> [What the task requires]: Repeat the whole listing below, word for word.

* * * * *

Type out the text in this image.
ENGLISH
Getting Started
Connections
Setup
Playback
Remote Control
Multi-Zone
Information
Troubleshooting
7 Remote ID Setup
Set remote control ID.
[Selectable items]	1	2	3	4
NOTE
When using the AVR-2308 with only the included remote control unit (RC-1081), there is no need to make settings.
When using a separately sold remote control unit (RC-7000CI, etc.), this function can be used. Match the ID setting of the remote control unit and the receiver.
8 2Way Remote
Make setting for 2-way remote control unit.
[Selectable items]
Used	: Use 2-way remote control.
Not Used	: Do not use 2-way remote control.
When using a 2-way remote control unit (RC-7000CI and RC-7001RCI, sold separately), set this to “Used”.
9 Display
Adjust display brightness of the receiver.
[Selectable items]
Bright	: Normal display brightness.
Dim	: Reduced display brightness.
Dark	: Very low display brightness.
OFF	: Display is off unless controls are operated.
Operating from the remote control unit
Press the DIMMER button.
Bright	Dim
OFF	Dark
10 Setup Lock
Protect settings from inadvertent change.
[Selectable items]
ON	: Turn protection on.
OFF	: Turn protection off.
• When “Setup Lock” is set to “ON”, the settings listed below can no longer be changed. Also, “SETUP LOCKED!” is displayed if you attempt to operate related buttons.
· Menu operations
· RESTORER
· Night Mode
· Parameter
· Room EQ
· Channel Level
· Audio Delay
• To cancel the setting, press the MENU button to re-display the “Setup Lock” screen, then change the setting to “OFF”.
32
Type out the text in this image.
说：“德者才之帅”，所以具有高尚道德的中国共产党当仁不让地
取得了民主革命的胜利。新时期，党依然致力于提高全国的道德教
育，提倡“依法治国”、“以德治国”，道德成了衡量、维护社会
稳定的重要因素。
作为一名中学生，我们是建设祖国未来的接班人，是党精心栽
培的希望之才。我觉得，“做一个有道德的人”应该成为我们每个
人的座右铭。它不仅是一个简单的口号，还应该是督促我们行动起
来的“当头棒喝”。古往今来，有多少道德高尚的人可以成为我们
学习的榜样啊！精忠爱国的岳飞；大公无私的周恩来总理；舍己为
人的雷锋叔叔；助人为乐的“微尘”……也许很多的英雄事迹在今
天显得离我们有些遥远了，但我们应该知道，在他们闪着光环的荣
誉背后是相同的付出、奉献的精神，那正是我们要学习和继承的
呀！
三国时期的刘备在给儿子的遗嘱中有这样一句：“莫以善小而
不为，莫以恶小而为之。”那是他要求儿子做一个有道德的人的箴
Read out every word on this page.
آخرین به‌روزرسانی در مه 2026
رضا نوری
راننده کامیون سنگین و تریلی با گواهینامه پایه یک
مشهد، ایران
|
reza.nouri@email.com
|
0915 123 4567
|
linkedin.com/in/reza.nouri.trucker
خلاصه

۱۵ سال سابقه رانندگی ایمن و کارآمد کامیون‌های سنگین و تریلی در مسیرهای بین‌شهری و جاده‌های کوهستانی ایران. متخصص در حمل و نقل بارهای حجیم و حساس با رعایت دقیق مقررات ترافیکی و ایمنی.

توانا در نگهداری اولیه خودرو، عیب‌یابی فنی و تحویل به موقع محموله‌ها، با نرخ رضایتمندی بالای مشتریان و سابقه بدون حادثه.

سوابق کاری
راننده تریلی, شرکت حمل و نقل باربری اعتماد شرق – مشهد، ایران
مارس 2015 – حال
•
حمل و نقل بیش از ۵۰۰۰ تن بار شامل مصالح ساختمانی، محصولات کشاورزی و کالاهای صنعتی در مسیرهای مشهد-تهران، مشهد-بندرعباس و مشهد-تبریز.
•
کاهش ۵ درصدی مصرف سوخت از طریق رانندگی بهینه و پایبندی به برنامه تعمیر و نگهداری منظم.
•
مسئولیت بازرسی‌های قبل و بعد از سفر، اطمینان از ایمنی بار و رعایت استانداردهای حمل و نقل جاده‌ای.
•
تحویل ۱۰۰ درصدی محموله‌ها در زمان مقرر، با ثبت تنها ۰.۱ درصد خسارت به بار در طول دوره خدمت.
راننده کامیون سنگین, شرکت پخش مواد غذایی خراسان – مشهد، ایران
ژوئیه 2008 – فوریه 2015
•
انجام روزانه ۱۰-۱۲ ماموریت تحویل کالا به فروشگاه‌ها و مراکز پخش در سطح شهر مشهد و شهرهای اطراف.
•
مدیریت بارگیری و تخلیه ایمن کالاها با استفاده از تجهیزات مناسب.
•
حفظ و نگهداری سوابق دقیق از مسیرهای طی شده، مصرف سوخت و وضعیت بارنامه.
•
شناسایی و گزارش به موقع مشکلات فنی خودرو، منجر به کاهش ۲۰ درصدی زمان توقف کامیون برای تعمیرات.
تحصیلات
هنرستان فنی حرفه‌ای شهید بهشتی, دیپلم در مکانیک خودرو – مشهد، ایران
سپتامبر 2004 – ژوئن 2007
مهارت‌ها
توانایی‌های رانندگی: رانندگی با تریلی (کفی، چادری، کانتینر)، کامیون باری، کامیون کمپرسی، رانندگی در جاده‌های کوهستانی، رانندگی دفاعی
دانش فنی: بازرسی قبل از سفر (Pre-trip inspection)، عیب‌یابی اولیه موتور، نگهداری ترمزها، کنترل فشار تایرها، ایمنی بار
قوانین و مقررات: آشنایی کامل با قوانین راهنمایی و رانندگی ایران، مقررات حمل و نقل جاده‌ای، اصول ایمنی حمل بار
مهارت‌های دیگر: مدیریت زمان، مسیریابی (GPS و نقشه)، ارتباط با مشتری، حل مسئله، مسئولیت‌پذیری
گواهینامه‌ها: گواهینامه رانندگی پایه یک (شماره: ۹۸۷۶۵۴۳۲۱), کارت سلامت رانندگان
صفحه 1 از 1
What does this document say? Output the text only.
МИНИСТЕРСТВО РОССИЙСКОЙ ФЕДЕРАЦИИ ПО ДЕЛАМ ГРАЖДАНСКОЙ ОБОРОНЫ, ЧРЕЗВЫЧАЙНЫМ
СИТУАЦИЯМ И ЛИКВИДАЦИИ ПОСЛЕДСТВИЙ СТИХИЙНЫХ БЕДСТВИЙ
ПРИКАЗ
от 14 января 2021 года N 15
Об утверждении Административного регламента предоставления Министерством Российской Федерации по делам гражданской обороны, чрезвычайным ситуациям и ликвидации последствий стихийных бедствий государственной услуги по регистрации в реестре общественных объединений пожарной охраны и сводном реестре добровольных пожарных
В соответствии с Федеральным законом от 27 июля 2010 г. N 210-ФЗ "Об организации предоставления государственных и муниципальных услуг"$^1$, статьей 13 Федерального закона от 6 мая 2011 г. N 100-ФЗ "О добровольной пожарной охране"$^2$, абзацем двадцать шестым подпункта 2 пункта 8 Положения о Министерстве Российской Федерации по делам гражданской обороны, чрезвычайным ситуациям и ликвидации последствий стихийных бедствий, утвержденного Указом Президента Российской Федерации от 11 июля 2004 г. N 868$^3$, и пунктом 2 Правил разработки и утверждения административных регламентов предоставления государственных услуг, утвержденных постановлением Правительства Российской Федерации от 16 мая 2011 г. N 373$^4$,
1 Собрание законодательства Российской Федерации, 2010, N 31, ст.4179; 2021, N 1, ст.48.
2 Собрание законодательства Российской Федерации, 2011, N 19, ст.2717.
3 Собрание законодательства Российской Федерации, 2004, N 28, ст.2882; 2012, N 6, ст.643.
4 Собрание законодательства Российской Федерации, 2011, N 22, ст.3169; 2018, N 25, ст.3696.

* * * * *

> [Answer for this exercise]:
Type out the text in this image.
ENGLISH
Getting Started
Connections
Setup
Playback
Remote Control
Multi-Zone
Information
Troubleshooting
7 Remote ID Setup
Set remote control ID.
[Selectable items]	1	2	3	4
NOTE
When using the AVR-2308 with only the included remote control unit (RC-1081), there is no need to make settings.
When using a separately sold remote control unit (RC-7000CI, etc.), this function can be used. Match the ID setting of the remote control unit and the receiver.
8 2Way Remote
Make setting for 2-way remote control unit.
[Selectable items]
Used	: Use 2-way remote control.
Not Used	: Do not use 2-way remote control.
When using a 2-way remote control unit (RC-7000CI and RC-7001RCI, sold separately), set this to “Used”.
9 Display
Adjust display brightness of the receiver.
[Selectable items]
Bright	: Normal display brightness.
Dim	: Reduced display brightness.
Dark	: Very low display brightness.
OFF	: Display is off unless controls are operated.
Operating from the remote control unit
Press the DIMMER button.
Bright	Dim
OFF	Dark
10 Setup Lock
Protect settings from inadvertent change.
[Selectable items]
ON	: Turn protection on.
OFF	: Turn protection off.
• When “Setup Lock” is set to “ON”, the settings listed below can no longer be changed. Also, “SETUP LOCKED!” is displayed if you attempt to operate related buttons.
· Menu operations
· RESTORER
· Night Mode
· Parameter
· Room EQ
· Channel Level
· Audio Delay
• To cancel the setting, press the MENU button to re-display the “Setup Lock” screen, then change the setting to “OFF”.
32
Type out the text in this image.
说：“德者才之帅”，所以具有高尚道德的中国共产党当仁不让地
取得了民主革命的胜利。新时期，党依然致力于提高全国的道德教
育，提倡“依法治国”、“以德治国”，道德成了衡量、维护社会
稳定的重要因素。
作为一名中学生，我们是建设祖国未来的接班人，是党精心栽
培的希望之才。我觉得，“做一个有道德的人”应该成为我们每个
人的座右铭。它不仅是一个简单的口号，还应该是督促我们行动起
来的“当头棒喝”。古往今来，有多少道德高尚的人可以成为我们
学习的榜样啊！精忠爱国的岳飞；大公无私的周恩来总理；舍己为
人的雷锋叔叔；助人为乐的“微尘”……也许很多的英雄事迹在今
天显得离我们有些遥远了，但我们应该知道，在他们闪着光环的荣
誉背后是相同的付出、奉献的精神，那正是我们要学习和继承的
呀！
三国时期的刘备在给儿子的遗嘱中有这样一句：“莫以善小而
不为，莫以恶小而为之。”那是他要求儿子做一个有道德的人的箴
Read out every word on this page.
آخرین به‌روزرسانی در مه 2026
رضا نوری
راننده کامیون سنگین و تریلی با گواهینامه پایه یک
مشهد، ایران
|
reza.nouri@email.com
|
0915 123 4567
|
linkedin.com/in/reza.nouri.trucker
خلاصه

۱۵ سال سابقه رانندگی ایمن و کارآمد کامیون‌های سنگین و تریلی در مسیرهای بین‌شهری و جاده‌های کوهستانی ایران. متخصص در حمل و نقل بارهای حجیم و حساس با رعایت دقیق مقررات ترافیکی و ایمنی.

توانا در نگهداری اولیه خودرو، عیب‌یابی فنی و تحویل به موقع محموله‌ها، با نرخ رضایتمندی بالای مشتریان و سابقه بدون حادثه.

سوابق کاری
راننده تریلی, شرکت حمل و نقل باربری اعتماد شرق – مشهد، ایران
مارس 2015 – حال
•
حمل و نقل بیش از ۵۰۰۰ تن بار شامل مصالح ساختمانی، محصولات کشاورزی و کالاهای صنعتی در مسیرهای مشهد-تهران، مشهد-بندرعباس و مشهد-تبریز.
•
کاهش ۵ درصدی مصرف سوخت از طریق رانندگی بهینه و پایبندی به برنامه تعمیر و نگهداری منظم.
•
مسئولیت بازرسی‌های قبل و بعد از سفر، اطمینان از ایمنی بار و رعایت استانداردهای حمل و نقل جاده‌ای.
•
تحویل ۱۰۰ درصدی محموله‌ها در زمان مقرر، با ثبت تنها ۰.۱ درصد خسارت به بار در طول دوره خدمت.
راننده کامیون سنگین, شرکت پخش مواد غذایی خراسان – مشهد، ایران
ژوئیه 2008 – فوریه 2015
•
انجام روزانه ۱۰-۱۲ ماموریت تحویل کالا به فروشگاه‌ها و مراکز پخش در سطح شهر مشهد و شهرهای اطراف.
•
مدیریت بارگیری و تخلیه ایمن کالاها با استفاده از تجهیزات مناسب.
•
حفظ و نگهداری سوابق دقیق از مسیرهای طی شده، مصرف سوخت و وضعیت بارنامه.
•
شناسایی و گزارش به موقع مشکلات فنی خودرو، منجر به کاهش ۲۰ درصدی زمان توقف کامیون برای تعمیرات.
تحصیلات
هنرستان فنی حرفه‌ای شهید بهشتی, دیپلم در مکانیک خودرو – مشهد، ایران
سپتامبر 2004 – ژوئن 2007
مهارت‌ها
توانایی‌های رانندگی: رانندگی با تریلی (کفی، چادری، کانتینر)، کامیون باری، کامیون کمپرسی، رانندگی در جاده‌های کوهستانی، رانندگی دفاعی
دانش فنی: بازرسی قبل از سفر (Pre-trip inspection)، عیب‌یابی اولیه موتور، نگهداری ترمزها، کنترل فشار تایرها، ایمنی بار
قوانین و مقررات: آشنایی کامل با قوانین راهنمایی و رانندگی ایران، مقررات حمل و نقل جاده‌ای، اصول ایمنی حمل بار
مهارت‌های دیگر: مدیریت زمان، مسیریابی (GPS و نقشه)، ارتباط با مشتری، حل مسئله، مسئولیت‌پذیری
گواهینامه‌ها: گواهینامه رانندگی پایه یک (شماره: ۹۸۷۶۵۴۳۲۱), کارت سلامت رانندگان
صفحه 1 از 1
What does this document say? Output the text only.
МИНИСТЕРСТВО РОССИЙСКОЙ ФЕДЕРАЦИИ ПО ДЕЛАМ ГРАЖДАНСКОЙ ОБОРОНЫ, ЧРЕЗВЫЧАЙНЫМ
СИТУАЦИЯМ И ЛИКВИДАЦИИ ПОСЛЕДСТВИЙ СТИХИЙНЫХ БЕДСТВИЙ
ПРИКАЗ
от 14 января 2021 года N 15
Об утверждении Административного регламента предоставления Министерством Российской Федерации по делам гражданской обороны, чрезвычайным ситуациям и ликвидации последствий стихийных бедствий государственной услуги по регистрации в реестре общественных объединений пожарной охраны и сводном реестре добровольных пожарных
В соответствии с Федеральным законом от 27 июля 2010 г. N 210-ФЗ "Об организации предоставления государственных и муниципальных услуг"$^1$, статьей 13 Федерального закона от 6 мая 2011 г. N 100-ФЗ "О добровольной пожарной охране"$^2$, абзацем двадцать шестым подпункта 2 пункта 8 Положения о Министерстве Российской Федерации по делам гражданской обороны, чрезвычайным ситуациям и ликвидации последствий стихийных бедствий, утвержденного Указом Президента Российской Федерации от 11 июля 2004 г. N 868$^3$, и пунктом 2 Правил разработки и утверждения административных регламентов предоставления государственных услуг, утвержденных постановлением Правительства Российской Федерации от 16 мая 2011 г. N 373$^4$,
1 Собрание законодательства Российской Федерации, 2010, N 31, ст.4179; 2021, N 1, ст.48.
2 Собрание законодательства Российской Федерации, 2011, N 19, ст.2717.
3 Собрание законодательства Российской Федерации, 2004, N 28, ст.2882; 2012, N 6, ст.643.
4 Собрание законодательства Российской Федерации, 2011, N 22, ст.3169; 2018, N 25, ст.3696.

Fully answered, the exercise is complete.